Entries with figure data:
# # # # #
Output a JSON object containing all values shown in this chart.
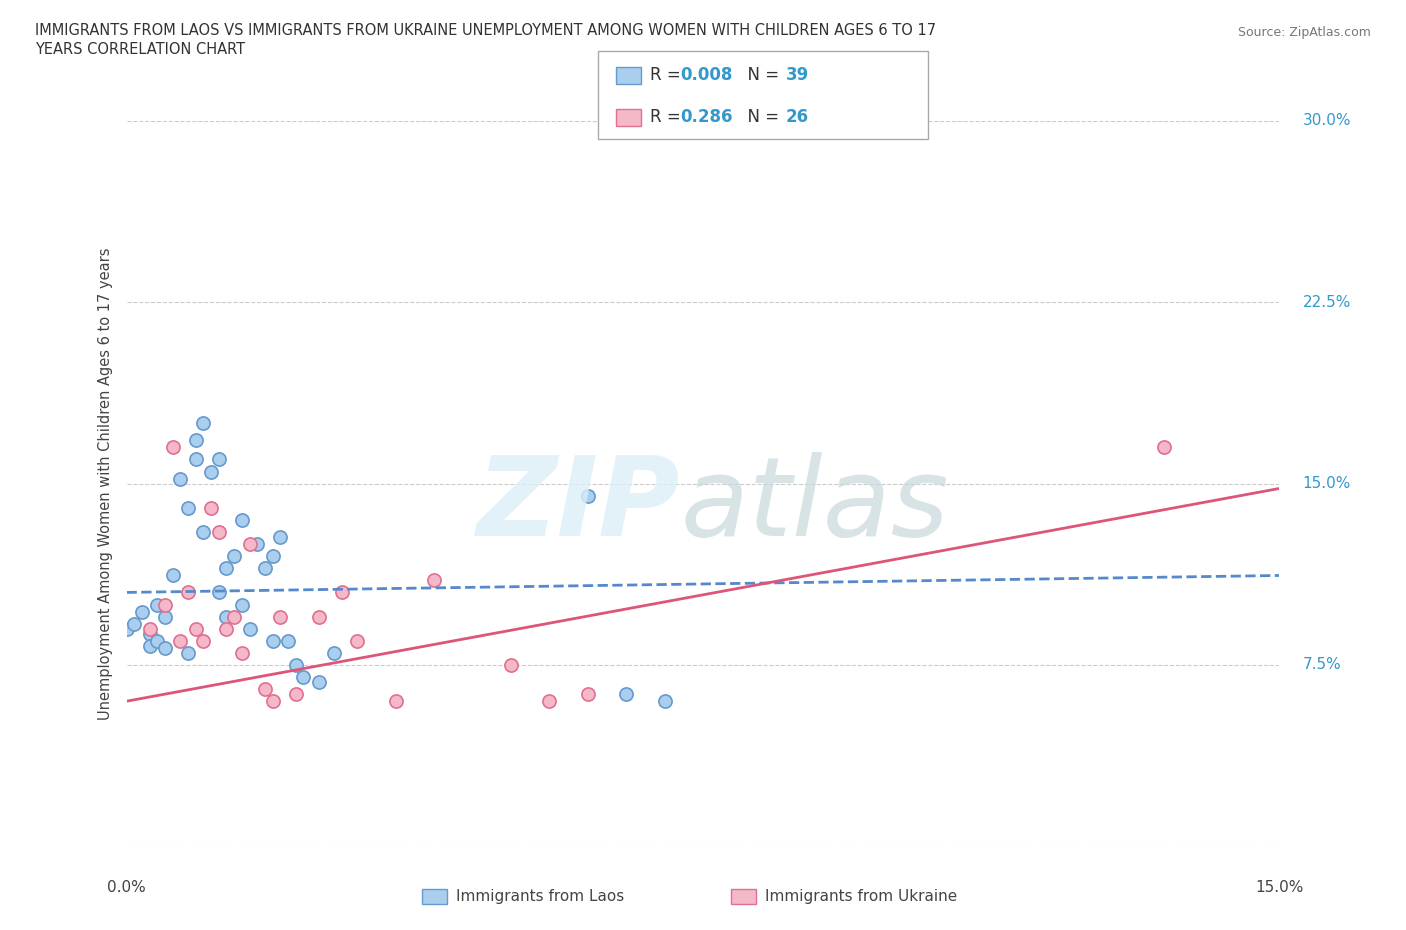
{
  "title_line1": "IMMIGRANTS FROM LAOS VS IMMIGRANTS FROM UKRAINE UNEMPLOYMENT AMONG WOMEN WITH CHILDREN AGES 6 TO 17",
  "title_line2": "YEARS CORRELATION CHART",
  "source": "Source: ZipAtlas.com",
  "ylabel": "Unemployment Among Women with Children Ages 6 to 17 years",
  "xlim": [
    0.0,
    0.15
  ],
  "ylim": [
    0.0,
    0.3
  ],
  "yticks": [
    0.0,
    0.075,
    0.15,
    0.225,
    0.3
  ],
  "ytick_labels": [
    "",
    "7.5%",
    "15.0%",
    "22.5%",
    "30.0%"
  ],
  "laos_color": "#aacfee",
  "laos_edge_color": "#6699cc",
  "ukraine_color": "#f4b8c8",
  "ukraine_edge_color": "#e07090",
  "laos_line_color": "#5588cc",
  "ukraine_line_color": "#dd5577",
  "background_color": "#ffffff",
  "laos_R": "0.008",
  "laos_N": "39",
  "ukraine_R": "0.286",
  "ukraine_N": "26",
  "legend_label1": "Immigrants from Laos",
  "legend_label2": "Immigrants from Ukraine",
  "laos_scatter": [
    [
      0.0,
      0.09
    ],
    [
      0.001,
      0.092
    ],
    [
      0.002,
      0.097
    ],
    [
      0.003,
      0.088
    ],
    [
      0.003,
      0.083
    ],
    [
      0.004,
      0.1
    ],
    [
      0.004,
      0.085
    ],
    [
      0.005,
      0.095
    ],
    [
      0.005,
      0.082
    ],
    [
      0.006,
      0.112
    ],
    [
      0.007,
      0.152
    ],
    [
      0.008,
      0.08
    ],
    [
      0.008,
      0.14
    ],
    [
      0.009,
      0.168
    ],
    [
      0.009,
      0.16
    ],
    [
      0.01,
      0.175
    ],
    [
      0.01,
      0.13
    ],
    [
      0.011,
      0.155
    ],
    [
      0.012,
      0.16
    ],
    [
      0.012,
      0.105
    ],
    [
      0.013,
      0.115
    ],
    [
      0.013,
      0.095
    ],
    [
      0.014,
      0.12
    ],
    [
      0.015,
      0.1
    ],
    [
      0.015,
      0.135
    ],
    [
      0.016,
      0.09
    ],
    [
      0.017,
      0.125
    ],
    [
      0.018,
      0.115
    ],
    [
      0.019,
      0.12
    ],
    [
      0.019,
      0.085
    ],
    [
      0.02,
      0.128
    ],
    [
      0.021,
      0.085
    ],
    [
      0.022,
      0.075
    ],
    [
      0.023,
      0.07
    ],
    [
      0.025,
      0.068
    ],
    [
      0.027,
      0.08
    ],
    [
      0.06,
      0.145
    ],
    [
      0.065,
      0.063
    ],
    [
      0.07,
      0.06
    ]
  ],
  "ukraine_scatter": [
    [
      0.003,
      0.09
    ],
    [
      0.005,
      0.1
    ],
    [
      0.006,
      0.165
    ],
    [
      0.007,
      0.085
    ],
    [
      0.008,
      0.105
    ],
    [
      0.009,
      0.09
    ],
    [
      0.01,
      0.085
    ],
    [
      0.011,
      0.14
    ],
    [
      0.012,
      0.13
    ],
    [
      0.013,
      0.09
    ],
    [
      0.014,
      0.095
    ],
    [
      0.015,
      0.08
    ],
    [
      0.016,
      0.125
    ],
    [
      0.018,
      0.065
    ],
    [
      0.019,
      0.06
    ],
    [
      0.02,
      0.095
    ],
    [
      0.022,
      0.063
    ],
    [
      0.025,
      0.095
    ],
    [
      0.028,
      0.105
    ],
    [
      0.03,
      0.085
    ],
    [
      0.035,
      0.06
    ],
    [
      0.04,
      0.11
    ],
    [
      0.05,
      0.075
    ],
    [
      0.055,
      0.06
    ],
    [
      0.06,
      0.063
    ],
    [
      0.135,
      0.165
    ]
  ],
  "laos_trend_x": [
    0.0,
    0.15
  ],
  "laos_trend_y": [
    0.105,
    0.112
  ],
  "ukraine_trend_x": [
    0.0,
    0.15
  ],
  "ukraine_trend_y": [
    0.06,
    0.148
  ]
}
# # # # #
GIVEN TASK: Exclude the pictures and transcribe all of the entries exactly.

ANSWER:
Output a JSON object containing all values shown in this chart.
{
  "title_line1": "IMMIGRANTS FROM LAOS VS IMMIGRANTS FROM UKRAINE UNEMPLOYMENT AMONG WOMEN WITH CHILDREN AGES 6 TO 17",
  "title_line2": "YEARS CORRELATION CHART",
  "source": "Source: ZipAtlas.com",
  "ylabel": "Unemployment Among Women with Children Ages 6 to 17 years",
  "xlim": [
    0.0,
    0.15
  ],
  "ylim": [
    0.0,
    0.3
  ],
  "yticks": [
    0.0,
    0.075,
    0.15,
    0.225,
    0.3
  ],
  "ytick_labels": [
    "",
    "7.5%",
    "15.0%",
    "22.5%",
    "30.0%"
  ],
  "laos_color": "#aacfee",
  "laos_edge_color": "#6699cc",
  "ukraine_color": "#f4b8c8",
  "ukraine_edge_color": "#e07090",
  "laos_line_color": "#5588cc",
  "ukraine_line_color": "#dd5577",
  "background_color": "#ffffff",
  "laos_R": "0.008",
  "laos_N": "39",
  "ukraine_R": "0.286",
  "ukraine_N": "26",
  "legend_label1": "Immigrants from Laos",
  "legend_label2": "Immigrants from Ukraine",
  "laos_scatter": [
    [
      0.0,
      0.09
    ],
    [
      0.001,
      0.092
    ],
    [
      0.002,
      0.097
    ],
    [
      0.003,
      0.088
    ],
    [
      0.003,
      0.083
    ],
    [
      0.004,
      0.1
    ],
    [
      0.004,
      0.085
    ],
    [
      0.005,
      0.095
    ],
    [
      0.005,
      0.082
    ],
    [
      0.006,
      0.112
    ],
    [
      0.007,
      0.152
    ],
    [
      0.008,
      0.08
    ],
    [
      0.008,
      0.14
    ],
    [
      0.009,
      0.168
    ],
    [
      0.009,
      0.16
    ],
    [
      0.01,
      0.175
    ],
    [
      0.01,
      0.13
    ],
    [
      0.011,
      0.155
    ],
    [
      0.012,
      0.16
    ],
    [
      0.012,
      0.105
    ],
    [
      0.013,
      0.115
    ],
    [
      0.013,
      0.095
    ],
    [
      0.014,
      0.12
    ],
    [
      0.015,
      0.1
    ],
    [
      0.015,
      0.135
    ],
    [
      0.016,
      0.09
    ],
    [
      0.017,
      0.125
    ],
    [
      0.018,
      0.115
    ],
    [
      0.019,
      0.12
    ],
    [
      0.019,
      0.085
    ],
    [
      0.02,
      0.128
    ],
    [
      0.021,
      0.085
    ],
    [
      0.022,
      0.075
    ],
    [
      0.023,
      0.07
    ],
    [
      0.025,
      0.068
    ],
    [
      0.027,
      0.08
    ],
    [
      0.06,
      0.145
    ],
    [
      0.065,
      0.063
    ],
    [
      0.07,
      0.06
    ]
  ],
  "ukraine_scatter": [
    [
      0.003,
      0.09
    ],
    [
      0.005,
      0.1
    ],
    [
      0.006,
      0.165
    ],
    [
      0.007,
      0.085
    ],
    [
      0.008,
      0.105
    ],
    [
      0.009,
      0.09
    ],
    [
      0.01,
      0.085
    ],
    [
      0.011,
      0.14
    ],
    [
      0.012,
      0.13
    ],
    [
      0.013,
      0.09
    ],
    [
      0.014,
      0.095
    ],
    [
      0.015,
      0.08
    ],
    [
      0.016,
      0.125
    ],
    [
      0.018,
      0.065
    ],
    [
      0.019,
      0.06
    ],
    [
      0.02,
      0.095
    ],
    [
      0.022,
      0.063
    ],
    [
      0.025,
      0.095
    ],
    [
      0.028,
      0.105
    ],
    [
      0.03,
      0.085
    ],
    [
      0.035,
      0.06
    ],
    [
      0.04,
      0.11
    ],
    [
      0.05,
      0.075
    ],
    [
      0.055,
      0.06
    ],
    [
      0.06,
      0.063
    ],
    [
      0.135,
      0.165
    ]
  ],
  "laos_trend_x": [
    0.0,
    0.15
  ],
  "laos_trend_y": [
    0.105,
    0.112
  ],
  "ukraine_trend_x": [
    0.0,
    0.15
  ],
  "ukraine_trend_y": [
    0.06,
    0.148
  ]
}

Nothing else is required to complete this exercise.